[Source data]
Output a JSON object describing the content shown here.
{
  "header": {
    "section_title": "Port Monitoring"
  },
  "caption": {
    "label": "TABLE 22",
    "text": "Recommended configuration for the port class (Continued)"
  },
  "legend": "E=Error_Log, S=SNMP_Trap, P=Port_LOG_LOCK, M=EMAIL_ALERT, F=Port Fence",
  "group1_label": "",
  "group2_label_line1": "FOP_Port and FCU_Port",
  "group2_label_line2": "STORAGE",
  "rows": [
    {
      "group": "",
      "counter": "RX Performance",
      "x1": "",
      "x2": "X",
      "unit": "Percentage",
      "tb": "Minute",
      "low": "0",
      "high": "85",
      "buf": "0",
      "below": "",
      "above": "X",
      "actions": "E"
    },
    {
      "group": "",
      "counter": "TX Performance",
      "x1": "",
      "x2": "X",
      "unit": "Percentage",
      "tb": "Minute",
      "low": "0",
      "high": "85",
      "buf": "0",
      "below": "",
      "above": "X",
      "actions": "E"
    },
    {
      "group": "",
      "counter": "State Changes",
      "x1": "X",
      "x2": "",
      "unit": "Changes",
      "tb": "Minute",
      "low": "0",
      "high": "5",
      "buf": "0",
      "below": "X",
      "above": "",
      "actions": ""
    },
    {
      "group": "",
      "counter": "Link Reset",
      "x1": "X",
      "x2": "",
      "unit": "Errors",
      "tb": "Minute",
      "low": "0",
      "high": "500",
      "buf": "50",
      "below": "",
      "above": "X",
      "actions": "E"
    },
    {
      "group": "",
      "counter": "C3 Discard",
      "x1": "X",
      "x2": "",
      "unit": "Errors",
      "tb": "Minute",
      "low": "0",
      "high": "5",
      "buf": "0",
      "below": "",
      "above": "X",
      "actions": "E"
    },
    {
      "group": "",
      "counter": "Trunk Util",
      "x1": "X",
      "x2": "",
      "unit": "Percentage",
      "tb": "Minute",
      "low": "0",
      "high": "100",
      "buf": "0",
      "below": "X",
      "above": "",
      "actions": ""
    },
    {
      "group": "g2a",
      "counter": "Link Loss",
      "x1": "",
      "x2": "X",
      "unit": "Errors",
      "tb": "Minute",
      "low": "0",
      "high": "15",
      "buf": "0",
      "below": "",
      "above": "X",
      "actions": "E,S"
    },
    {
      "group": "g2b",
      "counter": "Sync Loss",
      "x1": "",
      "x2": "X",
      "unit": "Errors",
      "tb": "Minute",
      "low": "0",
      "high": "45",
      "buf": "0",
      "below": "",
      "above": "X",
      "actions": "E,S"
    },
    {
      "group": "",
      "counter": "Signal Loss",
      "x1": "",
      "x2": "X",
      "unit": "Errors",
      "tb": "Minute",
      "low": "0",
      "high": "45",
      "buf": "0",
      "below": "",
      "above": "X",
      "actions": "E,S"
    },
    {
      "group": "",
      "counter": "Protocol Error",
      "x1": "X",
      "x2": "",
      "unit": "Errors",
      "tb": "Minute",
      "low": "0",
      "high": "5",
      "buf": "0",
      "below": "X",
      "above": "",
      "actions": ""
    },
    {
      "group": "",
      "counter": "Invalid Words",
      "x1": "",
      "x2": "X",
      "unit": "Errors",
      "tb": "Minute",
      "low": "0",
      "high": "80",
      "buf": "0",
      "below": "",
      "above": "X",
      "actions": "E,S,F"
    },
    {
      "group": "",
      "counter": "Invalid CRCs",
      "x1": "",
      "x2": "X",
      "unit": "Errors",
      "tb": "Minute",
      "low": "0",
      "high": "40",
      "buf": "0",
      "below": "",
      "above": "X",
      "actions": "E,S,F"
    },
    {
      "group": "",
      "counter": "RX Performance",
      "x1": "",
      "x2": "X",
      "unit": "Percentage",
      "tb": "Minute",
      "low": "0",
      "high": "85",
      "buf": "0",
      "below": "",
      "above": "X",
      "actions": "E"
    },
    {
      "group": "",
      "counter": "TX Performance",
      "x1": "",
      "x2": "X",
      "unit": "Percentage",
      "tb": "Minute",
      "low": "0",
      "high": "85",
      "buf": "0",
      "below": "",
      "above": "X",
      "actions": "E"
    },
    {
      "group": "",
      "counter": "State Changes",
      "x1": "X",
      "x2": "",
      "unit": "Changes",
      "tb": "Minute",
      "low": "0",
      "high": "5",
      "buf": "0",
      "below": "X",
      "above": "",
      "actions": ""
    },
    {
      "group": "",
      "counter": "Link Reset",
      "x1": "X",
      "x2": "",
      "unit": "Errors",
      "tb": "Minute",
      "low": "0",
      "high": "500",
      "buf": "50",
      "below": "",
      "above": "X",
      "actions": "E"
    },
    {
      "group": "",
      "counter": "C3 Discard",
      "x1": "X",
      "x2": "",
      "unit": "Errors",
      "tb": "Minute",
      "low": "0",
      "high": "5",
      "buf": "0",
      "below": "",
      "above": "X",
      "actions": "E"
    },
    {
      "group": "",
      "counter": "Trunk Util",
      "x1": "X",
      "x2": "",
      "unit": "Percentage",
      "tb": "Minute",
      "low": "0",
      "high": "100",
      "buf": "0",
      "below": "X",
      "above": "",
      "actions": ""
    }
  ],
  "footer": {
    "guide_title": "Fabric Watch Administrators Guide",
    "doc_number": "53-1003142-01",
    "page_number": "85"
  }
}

▶ _WHAT TO PRODUCE_: Transcribe the whole listing exactly.

▶ _RESPONSE TO THE TASK_:
Output a JSON object describing the content shown here.
{
  "header": {
    "section_title": "Port Monitoring"
  },
  "caption": {
    "label": "TABLE 22",
    "text": "Recommended configuration for the port class (Continued)"
  },
  "legend": "E=Error_Log, S=SNMP_Trap, P=Port_LOG_LOCK, M=EMAIL_ALERT, F=Port Fence",
  "group1_label": "",
  "group2_label_line1": "FOP_Port and FCU_Port",
  "group2_label_line2": "STORAGE",
  "rows": [
    {
      "group": "",
      "counter": "RX Performance",
      "x1": "",
      "x2": "X",
      "unit": "Percentage",
      "tb": "Minute",
      "low": "0",
      "high": "85",
      "buf": "0",
      "below": "",
      "above": "X",
      "actions": "E"
    },
    {
      "group": "",
      "counter": "TX Performance",
      "x1": "",
      "x2": "X",
      "unit": "Percentage",
      "tb": "Minute",
      "low": "0",
      "high": "85",
      "buf": "0",
      "below": "",
      "above": "X",
      "actions": "E"
    },
    {
      "group": "",
      "counter": "State Changes",
      "x1": "X",
      "x2": "",
      "unit": "Changes",
      "tb": "Minute",
      "low": "0",
      "high": "5",
      "buf": "0",
      "below": "X",
      "above": "",
      "actions": ""
    },
    {
      "group": "",
      "counter": "Link Reset",
      "x1": "X",
      "x2": "",
      "unit": "Errors",
      "tb": "Minute",
      "low": "0",
      "high": "500",
      "buf": "50",
      "below": "",
      "above": "X",
      "actions": "E"
    },
    {
      "group": "",
      "counter": "C3 Discard",
      "x1": "X",
      "x2": "",
      "unit": "Errors",
      "tb": "Minute",
      "low": "0",
      "high": "5",
      "buf": "0",
      "below": "",
      "above": "X",
      "actions": "E"
    },
    {
      "group": "",
      "counter": "Trunk Util",
      "x1": "X",
      "x2": "",
      "unit": "Percentage",
      "tb": "Minute",
      "low": "0",
      "high": "100",
      "buf": "0",
      "below": "X",
      "above": "",
      "actions": ""
    },
    {
      "group": "g2a",
      "counter": "Link Loss",
      "x1": "",
      "x2": "X",
      "unit": "Errors",
      "tb": "Minute",
      "low": "0",
      "high": "15",
      "buf": "0",
      "below": "",
      "above": "X",
      "actions": "E,S"
    },
    {
      "group": "g2b",
      "counter": "Sync Loss",
      "x1": "",
      "x2": "X",
      "unit": "Errors",
      "tb": "Minute",
      "low": "0",
      "high": "45",
      "buf": "0",
      "below": "",
      "above": "X",
      "actions": "E,S"
    },
    {
      "group": "",
      "counter": "Signal Loss",
      "x1": "",
      "x2": "X",
      "unit": "Errors",
      "tb": "Minute",
      "low": "0",
      "high": "45",
      "buf": "0",
      "below": "",
      "above": "X",
      "actions": "E,S"
    },
    {
      "group": "",
      "counter": "Protocol Error",
      "x1": "X",
      "x2": "",
      "unit": "Errors",
      "tb": "Minute",
      "low": "0",
      "high": "5",
      "buf": "0",
      "below": "X",
      "above": "",
      "actions": ""
    },
    {
      "group": "",
      "counter": "Invalid Words",
      "x1": "",
      "x2": "X",
      "unit": "Errors",
      "tb": "Minute",
      "low": "0",
      "high": "80",
      "buf": "0",
      "below": "",
      "above": "X",
      "actions": "E,S,F"
    },
    {
      "group": "",
      "counter": "Invalid CRCs",
      "x1": "",
      "x2": "X",
      "unit": "Errors",
      "tb": "Minute",
      "low": "0",
      "high": "40",
      "buf": "0",
      "below": "",
      "above": "X",
      "actions": "E,S,F"
    },
    {
      "group": "",
      "counter": "RX Performance",
      "x1": "",
      "x2": "X",
      "unit": "Percentage",
      "tb": "Minute",
      "low": "0",
      "high": "85",
      "buf": "0",
      "below": "",
      "above": "X",
      "actions": "E"
    },
    {
      "group": "",
      "counter": "TX Performance",
      "x1": "",
      "x2": "X",
      "unit": "Percentage",
      "tb": "Minute",
      "low": "0",
      "high": "85",
      "buf": "0",
      "below": "",
      "above": "X",
      "actions": "E"
    },
    {
      "group": "",
      "counter": "State Changes",
      "x1": "X",
      "x2": "",
      "unit": "Changes",
      "tb": "Minute",
      "low": "0",
      "high": "5",
      "buf": "0",
      "below": "X",
      "above": "",
      "actions": ""
    },
    {
      "group": "",
      "counter": "Link Reset",
      "x1": "X",
      "x2": "",
      "unit": "Errors",
      "tb": "Minute",
      "low": "0",
      "high": "500",
      "buf": "50",
      "below": "",
      "above": "X",
      "actions": "E"
    },
    {
      "group": "",
      "counter": "C3 Discard",
      "x1": "X",
      "x2": "",
      "unit": "Errors",
      "tb": "Minute",
      "low": "0",
      "high": "5",
      "buf": "0",
      "below": "",
      "above": "X",
      "actions": "E"
    },
    {
      "group": "",
      "counter": "Trunk Util",
      "x1": "X",
      "x2": "",
      "unit": "Percentage",
      "tb": "Minute",
      "low": "0",
      "high": "100",
      "buf": "0",
      "below": "X",
      "above": "",
      "actions": ""
    }
  ],
  "footer": {
    "guide_title": "Fabric Watch Administrators Guide",
    "doc_number": "53-1003142-01",
    "page_number": "85"
  }
}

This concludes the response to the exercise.